* _Listed entries_:
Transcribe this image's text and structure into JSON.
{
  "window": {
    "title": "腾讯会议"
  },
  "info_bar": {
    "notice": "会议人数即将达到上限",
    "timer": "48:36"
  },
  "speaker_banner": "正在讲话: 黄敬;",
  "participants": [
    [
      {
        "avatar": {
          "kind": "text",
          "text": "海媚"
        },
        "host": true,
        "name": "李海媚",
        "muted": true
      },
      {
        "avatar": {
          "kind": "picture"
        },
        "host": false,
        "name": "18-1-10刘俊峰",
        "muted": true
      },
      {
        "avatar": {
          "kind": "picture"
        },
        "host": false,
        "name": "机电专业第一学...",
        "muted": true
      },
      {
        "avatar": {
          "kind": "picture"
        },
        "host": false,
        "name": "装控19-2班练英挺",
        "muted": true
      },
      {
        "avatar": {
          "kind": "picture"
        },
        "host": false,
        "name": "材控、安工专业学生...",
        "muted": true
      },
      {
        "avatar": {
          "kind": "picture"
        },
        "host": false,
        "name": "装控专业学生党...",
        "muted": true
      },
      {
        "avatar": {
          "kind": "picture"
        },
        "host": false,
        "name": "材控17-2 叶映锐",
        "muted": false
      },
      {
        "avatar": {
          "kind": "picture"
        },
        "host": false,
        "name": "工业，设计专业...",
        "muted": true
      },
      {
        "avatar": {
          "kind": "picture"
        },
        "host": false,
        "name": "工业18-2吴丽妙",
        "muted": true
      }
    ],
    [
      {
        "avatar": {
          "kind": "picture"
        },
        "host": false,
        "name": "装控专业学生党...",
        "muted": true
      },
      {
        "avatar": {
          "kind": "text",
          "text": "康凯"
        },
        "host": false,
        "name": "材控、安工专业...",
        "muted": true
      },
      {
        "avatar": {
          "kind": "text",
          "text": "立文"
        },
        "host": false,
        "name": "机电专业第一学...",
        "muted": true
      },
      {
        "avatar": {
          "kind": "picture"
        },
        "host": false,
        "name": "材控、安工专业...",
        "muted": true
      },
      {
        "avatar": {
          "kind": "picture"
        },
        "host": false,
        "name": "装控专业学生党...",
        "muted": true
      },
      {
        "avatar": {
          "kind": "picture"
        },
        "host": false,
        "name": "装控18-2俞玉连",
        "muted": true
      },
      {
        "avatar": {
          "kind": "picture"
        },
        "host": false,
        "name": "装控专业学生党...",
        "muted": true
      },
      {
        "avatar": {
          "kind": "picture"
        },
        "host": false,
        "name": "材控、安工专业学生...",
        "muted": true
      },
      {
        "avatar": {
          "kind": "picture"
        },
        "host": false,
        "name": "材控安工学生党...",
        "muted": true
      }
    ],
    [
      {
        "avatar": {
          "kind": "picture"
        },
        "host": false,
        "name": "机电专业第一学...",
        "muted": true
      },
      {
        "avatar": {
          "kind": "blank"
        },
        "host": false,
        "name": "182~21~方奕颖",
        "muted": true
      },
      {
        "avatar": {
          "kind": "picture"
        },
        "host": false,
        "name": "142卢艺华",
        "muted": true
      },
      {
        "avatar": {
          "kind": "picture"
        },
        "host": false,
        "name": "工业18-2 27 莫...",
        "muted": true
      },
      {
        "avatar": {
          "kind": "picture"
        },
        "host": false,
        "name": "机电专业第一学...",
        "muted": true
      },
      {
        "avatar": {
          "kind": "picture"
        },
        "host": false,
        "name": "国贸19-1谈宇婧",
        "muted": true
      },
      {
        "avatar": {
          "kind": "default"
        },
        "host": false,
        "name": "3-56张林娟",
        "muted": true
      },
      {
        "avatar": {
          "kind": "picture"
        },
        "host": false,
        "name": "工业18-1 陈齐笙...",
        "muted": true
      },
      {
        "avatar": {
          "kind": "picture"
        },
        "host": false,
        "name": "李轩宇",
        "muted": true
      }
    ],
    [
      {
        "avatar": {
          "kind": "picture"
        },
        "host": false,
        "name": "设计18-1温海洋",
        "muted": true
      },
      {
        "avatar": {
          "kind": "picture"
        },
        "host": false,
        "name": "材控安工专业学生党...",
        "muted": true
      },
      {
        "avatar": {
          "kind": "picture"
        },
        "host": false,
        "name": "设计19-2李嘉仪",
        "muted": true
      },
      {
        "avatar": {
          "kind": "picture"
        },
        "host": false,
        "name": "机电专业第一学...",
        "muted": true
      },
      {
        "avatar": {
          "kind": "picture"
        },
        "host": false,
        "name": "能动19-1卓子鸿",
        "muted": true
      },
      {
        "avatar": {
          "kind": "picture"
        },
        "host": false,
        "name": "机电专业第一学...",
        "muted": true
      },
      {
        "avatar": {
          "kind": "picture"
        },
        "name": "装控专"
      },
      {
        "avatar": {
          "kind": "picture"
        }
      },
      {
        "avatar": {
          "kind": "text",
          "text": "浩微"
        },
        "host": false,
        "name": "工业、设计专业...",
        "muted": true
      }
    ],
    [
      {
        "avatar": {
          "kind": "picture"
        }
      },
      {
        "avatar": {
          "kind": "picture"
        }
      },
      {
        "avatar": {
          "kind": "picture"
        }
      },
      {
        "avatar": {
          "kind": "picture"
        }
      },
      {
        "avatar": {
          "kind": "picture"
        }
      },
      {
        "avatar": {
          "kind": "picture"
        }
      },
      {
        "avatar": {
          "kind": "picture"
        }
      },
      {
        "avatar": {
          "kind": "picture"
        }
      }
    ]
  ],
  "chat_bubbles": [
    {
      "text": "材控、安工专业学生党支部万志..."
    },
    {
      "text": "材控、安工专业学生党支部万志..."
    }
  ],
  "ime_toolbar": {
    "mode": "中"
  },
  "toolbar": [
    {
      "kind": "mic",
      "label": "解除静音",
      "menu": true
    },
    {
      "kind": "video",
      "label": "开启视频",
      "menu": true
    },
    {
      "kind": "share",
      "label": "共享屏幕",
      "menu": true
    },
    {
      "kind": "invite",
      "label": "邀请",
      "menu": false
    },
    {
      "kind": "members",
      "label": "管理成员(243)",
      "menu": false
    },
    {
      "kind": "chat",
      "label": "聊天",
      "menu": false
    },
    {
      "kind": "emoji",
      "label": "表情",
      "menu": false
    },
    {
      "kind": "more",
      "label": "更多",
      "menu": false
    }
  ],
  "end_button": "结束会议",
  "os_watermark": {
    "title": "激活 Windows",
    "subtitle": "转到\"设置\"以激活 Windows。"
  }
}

* _What the task asks_: Reproduce the full listing word for word.

* _Response to this exercise_:
Transcribe this image's text and structure into JSON.
{
  "window": {
    "title": "腾讯会议"
  },
  "info_bar": {
    "notice": "会议人数即将达到上限",
    "timer": "48:36"
  },
  "speaker_banner": "正在讲话: 黄敬;",
  "participants": [
    [
      {
        "avatar": {
          "kind": "text",
          "text": "海媚"
        },
        "host": true,
        "name": "李海媚",
        "muted": true
      },
      {
        "avatar": {
          "kind": "picture"
        },
        "host": false,
        "name": "18-1-10刘俊峰",
        "muted": true
      },
      {
        "avatar": {
          "kind": "picture"
        },
        "host": false,
        "name": "机电专业第一学...",
        "muted": true
      },
      {
        "avatar": {
          "kind": "picture"
        },
        "host": false,
        "name": "装控19-2班练英挺",
        "muted": true
      },
      {
        "avatar": {
          "kind": "picture"
        },
        "host": false,
        "name": "材控、安工专业学生...",
        "muted": true
      },
      {
        "avatar": {
          "kind": "picture"
        },
        "host": false,
        "name": "装控专业学生党...",
        "muted": true
      },
      {
        "avatar": {
          "kind": "picture"
        },
        "host": false,
        "name": "材控17-2 叶映锐",
        "muted": false
      },
      {
        "avatar": {
          "kind": "picture"
        },
        "host": false,
        "name": "工业，设计专业...",
        "muted": true
      },
      {
        "avatar": {
          "kind": "picture"
        },
        "host": false,
        "name": "工业18-2吴丽妙",
        "muted": true
      }
    ],
    [
      {
        "avatar": {
          "kind": "picture"
        },
        "host": false,
        "name": "装控专业学生党...",
        "muted": true
      },
      {
        "avatar": {
          "kind": "text",
          "text": "康凯"
        },
        "host": false,
        "name": "材控、安工专业...",
        "muted": true
      },
      {
        "avatar": {
          "kind": "text",
          "text": "立文"
        },
        "host": false,
        "name": "机电专业第一学...",
        "muted": true
      },
      {
        "avatar": {
          "kind": "picture"
        },
        "host": false,
        "name": "材控、安工专业...",
        "muted": true
      },
      {
        "avatar": {
          "kind": "picture"
        },
        "host": false,
        "name": "装控专业学生党...",
        "muted": true
      },
      {
        "avatar": {
          "kind": "picture"
        },
        "host": false,
        "name": "装控18-2俞玉连",
        "muted": true
      },
      {
        "avatar": {
          "kind": "picture"
        },
        "host": false,
        "name": "装控专业学生党...",
        "muted": true
      },
      {
        "avatar": {
          "kind": "picture"
        },
        "host": false,
        "name": "材控、安工专业学生...",
        "muted": true
      },
      {
        "avatar": {
          "kind": "picture"
        },
        "host": false,
        "name": "材控安工学生党...",
        "muted": true
      }
    ],
    [
      {
        "avatar": {
          "kind": "picture"
        },
        "host": false,
        "name": "机电专业第一学...",
        "muted": true
      },
      {
        "avatar": {
          "kind": "blank"
        },
        "host": false,
        "name": "182~21~方奕颖",
        "muted": true
      },
      {
        "avatar": {
          "kind": "picture"
        },
        "host": false,
        "name": "142卢艺华",
        "muted": true
      },
      {
        "avatar": {
          "kind": "picture"
        },
        "host": false,
        "name": "工业18-2 27 莫...",
        "muted": true
      },
      {
        "avatar": {
          "kind": "picture"
        },
        "host": false,
        "name": "机电专业第一学...",
        "muted": true
      },
      {
        "avatar": {
          "kind": "picture"
        },
        "host": false,
        "name": "国贸19-1谈宇婧",
        "muted": true
      },
      {
        "avatar": {
          "kind": "default"
        },
        "host": false,
        "name": "3-56张林娟",
        "muted": true
      },
      {
        "avatar": {
          "kind": "picture"
        },
        "host": false,
        "name": "工业18-1 陈齐笙...",
        "muted": true
      },
      {
        "avatar": {
          "kind": "picture"
        },
        "host": false,
        "name": "李轩宇",
        "muted": true
      }
    ],
    [
      {
        "avatar": {
          "kind": "picture"
        },
        "host": false,
        "name": "设计18-1温海洋",
        "muted": true
      },
      {
        "avatar": {
          "kind": "picture"
        },
        "host": false,
        "name": "材控安工专业学生党...",
        "muted": true
      },
      {
        "avatar": {
          "kind": "picture"
        },
        "host": false,
        "name": "设计19-2李嘉仪",
        "muted": true
      },
      {
        "avatar": {
          "kind": "picture"
        },
        "host": false,
        "name": "机电专业第一学...",
        "muted": true
      },
      {
        "avatar": {
          "kind": "picture"
        },
        "host": false,
        "name": "能动19-1卓子鸿",
        "muted": true
      },
      {
        "avatar": {
          "kind": "picture"
        },
        "host": false,
        "name": "机电专业第一学...",
        "muted": true
      },
      {
        "avatar": {
          "kind": "picture"
        },
        "name": "装控专"
      },
      {
        "avatar": {
          "kind": "picture"
        }
      },
      {
        "avatar": {
          "kind": "text",
          "text": "浩微"
        },
        "host": false,
        "name": "工业、设计专业...",
        "muted": true
      }
    ],
    [
      {
        "avatar": {
          "kind": "picture"
        }
      },
      {
        "avatar": {
          "kind": "picture"
        }
      },
      {
        "avatar": {
          "kind": "picture"
        }
      },
      {
        "avatar": {
          "kind": "picture"
        }
      },
      {
        "avatar": {
          "kind": "picture"
        }
      },
      {
        "avatar": {
          "kind": "picture"
        }
      },
      {
        "avatar": {
          "kind": "picture"
        }
      },
      {
        "avatar": {
          "kind": "picture"
        }
      }
    ]
  ],
  "chat_bubbles": [
    {
      "text": "材控、安工专业学生党支部万志..."
    },
    {
      "text": "材控、安工专业学生党支部万志..."
    }
  ],
  "ime_toolbar": {
    "mode": "中"
  },
  "toolbar": [
    {
      "kind": "mic",
      "label": "解除静音",
      "menu": true
    },
    {
      "kind": "video",
      "label": "开启视频",
      "menu": true
    },
    {
      "kind": "share",
      "label": "共享屏幕",
      "menu": true
    },
    {
      "kind": "invite",
      "label": "邀请",
      "menu": false
    },
    {
      "kind": "members",
      "label": "管理成员(243)",
      "menu": false
    },
    {
      "kind": "chat",
      "label": "聊天",
      "menu": false
    },
    {
      "kind": "emoji",
      "label": "表情",
      "menu": false
    },
    {
      "kind": "more",
      "label": "更多",
      "menu": false
    }
  ],
  "end_button": "结束会议",
  "os_watermark": {
    "title": "激活 Windows",
    "subtitle": "转到\"设置\"以激活 Windows。"
  }
}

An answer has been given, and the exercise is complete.